Exercise requirements
The listing below must be repeated word for word, with its images excluded.

Excerpt from a dataset
■ ■ ■ ■ ■

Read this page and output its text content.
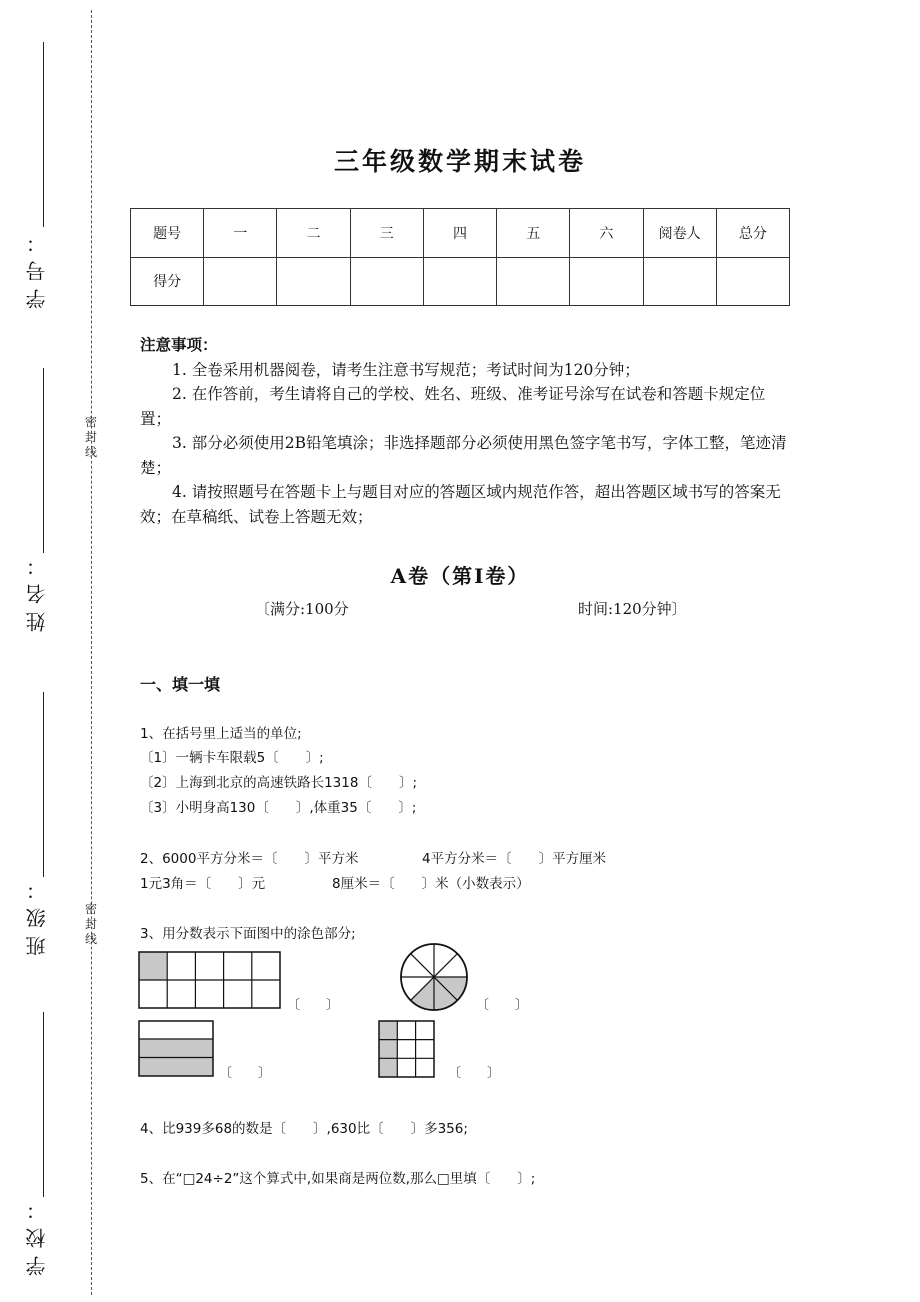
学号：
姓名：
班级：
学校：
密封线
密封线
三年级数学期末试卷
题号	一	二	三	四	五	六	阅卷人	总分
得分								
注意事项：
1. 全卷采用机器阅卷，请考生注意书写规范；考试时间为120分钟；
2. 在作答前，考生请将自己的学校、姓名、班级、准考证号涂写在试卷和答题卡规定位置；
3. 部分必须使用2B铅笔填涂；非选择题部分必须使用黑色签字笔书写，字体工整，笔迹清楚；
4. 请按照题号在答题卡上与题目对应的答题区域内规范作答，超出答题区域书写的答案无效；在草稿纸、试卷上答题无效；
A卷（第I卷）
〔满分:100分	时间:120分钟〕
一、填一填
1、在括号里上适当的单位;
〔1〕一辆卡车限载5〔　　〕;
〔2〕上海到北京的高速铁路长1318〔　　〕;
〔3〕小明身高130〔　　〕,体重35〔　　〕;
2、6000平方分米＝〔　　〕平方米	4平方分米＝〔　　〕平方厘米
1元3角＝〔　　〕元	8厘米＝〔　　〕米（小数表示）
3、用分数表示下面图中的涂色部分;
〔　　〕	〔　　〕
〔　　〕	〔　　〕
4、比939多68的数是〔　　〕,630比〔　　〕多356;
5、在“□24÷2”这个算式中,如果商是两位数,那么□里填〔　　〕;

■ ■ ■ ■ ■

The output
Read this page and output its text content.
学号：
姓名：
班级：
学校：
密封线
密封线
三年级数学期末试卷
题号	一	二	三	四	五	六	阅卷人	总分
得分								
注意事项：
1. 全卷采用机器阅卷，请考生注意书写规范；考试时间为120分钟；
2. 在作答前，考生请将自己的学校、姓名、班级、准考证号涂写在试卷和答题卡规定位置；
3. 部分必须使用2B铅笔填涂；非选择题部分必须使用黑色签字笔书写，字体工整，笔迹清楚；
4. 请按照题号在答题卡上与题目对应的答题区域内规范作答，超出答题区域书写的答案无效；在草稿纸、试卷上答题无效；
A卷（第I卷）
〔满分:100分	时间:120分钟〕
一、填一填
1、在括号里上适当的单位;
〔1〕一辆卡车限载5〔　　〕;
〔2〕上海到北京的高速铁路长1318〔　　〕;
〔3〕小明身高130〔　　〕,体重35〔　　〕;
2、6000平方分米＝〔　　〕平方米	4平方分米＝〔　　〕平方厘米
1元3角＝〔　　〕元	8厘米＝〔　　〕米（小数表示）
3、用分数表示下面图中的涂色部分;
〔　　〕	〔　　〕
〔　　〕	〔　　〕
4、比939多68的数是〔　　〕,630比〔　　〕多356;
5、在“□24÷2”这个算式中,如果商是两位数,那么□里填〔　　〕;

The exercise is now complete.